* _WHAT THE TASK REQUIRES_: Restate every entry word for word.

* _SUPPLIED INFORMATION_:
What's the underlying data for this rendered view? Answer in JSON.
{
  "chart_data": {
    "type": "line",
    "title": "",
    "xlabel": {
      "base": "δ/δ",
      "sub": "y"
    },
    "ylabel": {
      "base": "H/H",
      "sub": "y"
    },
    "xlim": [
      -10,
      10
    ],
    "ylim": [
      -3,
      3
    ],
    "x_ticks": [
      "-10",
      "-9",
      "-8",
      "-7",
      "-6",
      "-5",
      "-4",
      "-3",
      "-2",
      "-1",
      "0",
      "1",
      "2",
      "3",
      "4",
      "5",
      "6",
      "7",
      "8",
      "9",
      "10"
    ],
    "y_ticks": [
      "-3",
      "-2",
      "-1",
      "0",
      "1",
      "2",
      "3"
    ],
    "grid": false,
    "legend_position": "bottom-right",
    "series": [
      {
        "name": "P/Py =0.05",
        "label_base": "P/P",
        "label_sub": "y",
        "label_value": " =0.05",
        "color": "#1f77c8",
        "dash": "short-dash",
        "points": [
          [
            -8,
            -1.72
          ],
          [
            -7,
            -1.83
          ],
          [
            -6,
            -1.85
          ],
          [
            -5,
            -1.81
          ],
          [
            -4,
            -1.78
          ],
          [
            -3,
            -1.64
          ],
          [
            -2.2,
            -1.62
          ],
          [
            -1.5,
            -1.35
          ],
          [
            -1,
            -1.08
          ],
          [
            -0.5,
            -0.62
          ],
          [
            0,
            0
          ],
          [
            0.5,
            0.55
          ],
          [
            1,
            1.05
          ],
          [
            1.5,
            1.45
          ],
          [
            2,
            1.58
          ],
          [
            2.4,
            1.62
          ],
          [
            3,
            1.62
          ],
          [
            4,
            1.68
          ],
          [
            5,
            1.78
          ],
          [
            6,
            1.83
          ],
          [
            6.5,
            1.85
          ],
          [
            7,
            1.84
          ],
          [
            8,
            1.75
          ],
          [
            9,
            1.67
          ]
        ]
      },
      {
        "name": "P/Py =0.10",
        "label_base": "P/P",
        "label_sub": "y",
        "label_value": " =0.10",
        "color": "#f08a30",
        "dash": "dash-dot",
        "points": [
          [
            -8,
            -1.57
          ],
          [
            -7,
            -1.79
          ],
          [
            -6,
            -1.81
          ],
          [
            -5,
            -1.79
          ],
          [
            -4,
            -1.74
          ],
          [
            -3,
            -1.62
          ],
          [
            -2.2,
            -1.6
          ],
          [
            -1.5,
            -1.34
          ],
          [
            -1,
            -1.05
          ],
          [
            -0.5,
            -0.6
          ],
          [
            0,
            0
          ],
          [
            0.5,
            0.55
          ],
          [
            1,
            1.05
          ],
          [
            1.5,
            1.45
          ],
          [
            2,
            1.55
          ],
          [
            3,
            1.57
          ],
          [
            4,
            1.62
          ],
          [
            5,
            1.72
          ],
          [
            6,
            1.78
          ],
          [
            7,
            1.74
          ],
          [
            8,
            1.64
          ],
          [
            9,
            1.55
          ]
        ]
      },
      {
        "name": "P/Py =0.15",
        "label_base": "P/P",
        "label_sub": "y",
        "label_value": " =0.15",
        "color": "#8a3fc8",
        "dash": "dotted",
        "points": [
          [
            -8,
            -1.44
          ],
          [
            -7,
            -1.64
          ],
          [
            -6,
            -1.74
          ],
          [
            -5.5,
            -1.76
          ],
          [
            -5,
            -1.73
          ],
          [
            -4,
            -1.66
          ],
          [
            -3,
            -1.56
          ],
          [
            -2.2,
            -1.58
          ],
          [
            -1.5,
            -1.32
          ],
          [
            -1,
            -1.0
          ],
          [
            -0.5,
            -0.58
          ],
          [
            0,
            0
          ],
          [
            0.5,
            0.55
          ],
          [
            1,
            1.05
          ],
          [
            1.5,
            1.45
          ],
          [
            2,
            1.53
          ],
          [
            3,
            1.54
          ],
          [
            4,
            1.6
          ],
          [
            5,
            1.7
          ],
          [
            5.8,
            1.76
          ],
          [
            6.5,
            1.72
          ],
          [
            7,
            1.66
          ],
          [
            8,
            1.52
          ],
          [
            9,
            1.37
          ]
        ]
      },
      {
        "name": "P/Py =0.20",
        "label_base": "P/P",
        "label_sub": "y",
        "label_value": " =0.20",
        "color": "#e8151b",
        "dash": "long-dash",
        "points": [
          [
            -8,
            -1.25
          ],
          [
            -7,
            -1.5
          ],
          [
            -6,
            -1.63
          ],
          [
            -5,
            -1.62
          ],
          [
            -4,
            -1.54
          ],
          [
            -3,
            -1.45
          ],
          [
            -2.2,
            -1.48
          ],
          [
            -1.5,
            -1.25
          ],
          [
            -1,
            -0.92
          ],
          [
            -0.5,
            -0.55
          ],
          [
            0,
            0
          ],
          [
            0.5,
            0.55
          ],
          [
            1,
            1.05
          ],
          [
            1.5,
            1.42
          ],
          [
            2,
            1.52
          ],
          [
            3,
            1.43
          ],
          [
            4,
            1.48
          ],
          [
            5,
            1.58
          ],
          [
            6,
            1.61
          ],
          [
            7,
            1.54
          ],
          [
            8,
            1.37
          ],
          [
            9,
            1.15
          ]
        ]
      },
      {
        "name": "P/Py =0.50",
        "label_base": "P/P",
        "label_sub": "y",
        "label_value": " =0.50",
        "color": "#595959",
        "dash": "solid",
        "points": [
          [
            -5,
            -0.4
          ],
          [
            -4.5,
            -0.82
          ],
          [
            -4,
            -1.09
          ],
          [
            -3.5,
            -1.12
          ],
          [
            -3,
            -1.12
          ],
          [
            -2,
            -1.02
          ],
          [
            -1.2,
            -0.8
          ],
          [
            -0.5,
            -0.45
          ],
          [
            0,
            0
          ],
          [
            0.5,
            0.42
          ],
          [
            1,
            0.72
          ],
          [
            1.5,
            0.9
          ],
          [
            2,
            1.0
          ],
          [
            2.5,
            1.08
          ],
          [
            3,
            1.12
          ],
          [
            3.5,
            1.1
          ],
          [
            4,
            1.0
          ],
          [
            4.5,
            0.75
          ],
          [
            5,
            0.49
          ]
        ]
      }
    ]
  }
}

* _FULL SOLUTION_:
What's the underlying data for this rendered view? Answer in JSON.
{
  "chart_data": {
    "type": "line",
    "title": "",
    "xlabel": {
      "base": "δ/δ",
      "sub": "y"
    },
    "ylabel": {
      "base": "H/H",
      "sub": "y"
    },
    "xlim": [
      -10,
      10
    ],
    "ylim": [
      -3,
      3
    ],
    "x_ticks": [
      "-10",
      "-9",
      "-8",
      "-7",
      "-6",
      "-5",
      "-4",
      "-3",
      "-2",
      "-1",
      "0",
      "1",
      "2",
      "3",
      "4",
      "5",
      "6",
      "7",
      "8",
      "9",
      "10"
    ],
    "y_ticks": [
      "-3",
      "-2",
      "-1",
      "0",
      "1",
      "2",
      "3"
    ],
    "grid": false,
    "legend_position": "bottom-right",
    "series": [
      {
        "name": "P/Py =0.05",
        "label_base": "P/P",
        "label_sub": "y",
        "label_value": " =0.05",
        "color": "#1f77c8",
        "dash": "short-dash",
        "points": [
          [
            -8,
            -1.72
          ],
          [
            -7,
            -1.83
          ],
          [
            -6,
            -1.85
          ],
          [
            -5,
            -1.81
          ],
          [
            -4,
            -1.78
          ],
          [
            -3,
            -1.64
          ],
          [
            -2.2,
            -1.62
          ],
          [
            -1.5,
            -1.35
          ],
          [
            -1,
            -1.08
          ],
          [
            -0.5,
            -0.62
          ],
          [
            0,
            0
          ],
          [
            0.5,
            0.55
          ],
          [
            1,
            1.05
          ],
          [
            1.5,
            1.45
          ],
          [
            2,
            1.58
          ],
          [
            2.4,
            1.62
          ],
          [
            3,
            1.62
          ],
          [
            4,
            1.68
          ],
          [
            5,
            1.78
          ],
          [
            6,
            1.83
          ],
          [
            6.5,
            1.85
          ],
          [
            7,
            1.84
          ],
          [
            8,
            1.75
          ],
          [
            9,
            1.67
          ]
        ]
      },
      {
        "name": "P/Py =0.10",
        "label_base": "P/P",
        "label_sub": "y",
        "label_value": " =0.10",
        "color": "#f08a30",
        "dash": "dash-dot",
        "points": [
          [
            -8,
            -1.57
          ],
          [
            -7,
            -1.79
          ],
          [
            -6,
            -1.81
          ],
          [
            -5,
            -1.79
          ],
          [
            -4,
            -1.74
          ],
          [
            -3,
            -1.62
          ],
          [
            -2.2,
            -1.6
          ],
          [
            -1.5,
            -1.34
          ],
          [
            -1,
            -1.05
          ],
          [
            -0.5,
            -0.6
          ],
          [
            0,
            0
          ],
          [
            0.5,
            0.55
          ],
          [
            1,
            1.05
          ],
          [
            1.5,
            1.45
          ],
          [
            2,
            1.55
          ],
          [
            3,
            1.57
          ],
          [
            4,
            1.62
          ],
          [
            5,
            1.72
          ],
          [
            6,
            1.78
          ],
          [
            7,
            1.74
          ],
          [
            8,
            1.64
          ],
          [
            9,
            1.55
          ]
        ]
      },
      {
        "name": "P/Py =0.15",
        "label_base": "P/P",
        "label_sub": "y",
        "label_value": " =0.15",
        "color": "#8a3fc8",
        "dash": "dotted",
        "points": [
          [
            -8,
            -1.44
          ],
          [
            -7,
            -1.64
          ],
          [
            -6,
            -1.74
          ],
          [
            -5.5,
            -1.76
          ],
          [
            -5,
            -1.73
          ],
          [
            -4,
            -1.66
          ],
          [
            -3,
            -1.56
          ],
          [
            -2.2,
            -1.58
          ],
          [
            -1.5,
            -1.32
          ],
          [
            -1,
            -1.0
          ],
          [
            -0.5,
            -0.58
          ],
          [
            0,
            0
          ],
          [
            0.5,
            0.55
          ],
          [
            1,
            1.05
          ],
          [
            1.5,
            1.45
          ],
          [
            2,
            1.53
          ],
          [
            3,
            1.54
          ],
          [
            4,
            1.6
          ],
          [
            5,
            1.7
          ],
          [
            5.8,
            1.76
          ],
          [
            6.5,
            1.72
          ],
          [
            7,
            1.66
          ],
          [
            8,
            1.52
          ],
          [
            9,
            1.37
          ]
        ]
      },
      {
        "name": "P/Py =0.20",
        "label_base": "P/P",
        "label_sub": "y",
        "label_value": " =0.20",
        "color": "#e8151b",
        "dash": "long-dash",
        "points": [
          [
            -8,
            -1.25
          ],
          [
            -7,
            -1.5
          ],
          [
            -6,
            -1.63
          ],
          [
            -5,
            -1.62
          ],
          [
            -4,
            -1.54
          ],
          [
            -3,
            -1.45
          ],
          [
            -2.2,
            -1.48
          ],
          [
            -1.5,
            -1.25
          ],
          [
            -1,
            -0.92
          ],
          [
            -0.5,
            -0.55
          ],
          [
            0,
            0
          ],
          [
            0.5,
            0.55
          ],
          [
            1,
            1.05
          ],
          [
            1.5,
            1.42
          ],
          [
            2,
            1.52
          ],
          [
            3,
            1.43
          ],
          [
            4,
            1.48
          ],
          [
            5,
            1.58
          ],
          [
            6,
            1.61
          ],
          [
            7,
            1.54
          ],
          [
            8,
            1.37
          ],
          [
            9,
            1.15
          ]
        ]
      },
      {
        "name": "P/Py =0.50",
        "label_base": "P/P",
        "label_sub": "y",
        "label_value": " =0.50",
        "color": "#595959",
        "dash": "solid",
        "points": [
          [
            -5,
            -0.4
          ],
          [
            -4.5,
            -0.82
          ],
          [
            -4,
            -1.09
          ],
          [
            -3.5,
            -1.12
          ],
          [
            -3,
            -1.12
          ],
          [
            -2,
            -1.02
          ],
          [
            -1.2,
            -0.8
          ],
          [
            -0.5,
            -0.45
          ],
          [
            0,
            0
          ],
          [
            0.5,
            0.42
          ],
          [
            1,
            0.72
          ],
          [
            1.5,
            0.9
          ],
          [
            2,
            1.0
          ],
          [
            2.5,
            1.08
          ],
          [
            3,
            1.12
          ],
          [
            3.5,
            1.1
          ],
          [
            4,
            1.0
          ],
          [
            4.5,
            0.75
          ],
          [
            5,
            0.49
          ]
        ]
      }
    ]
  }
}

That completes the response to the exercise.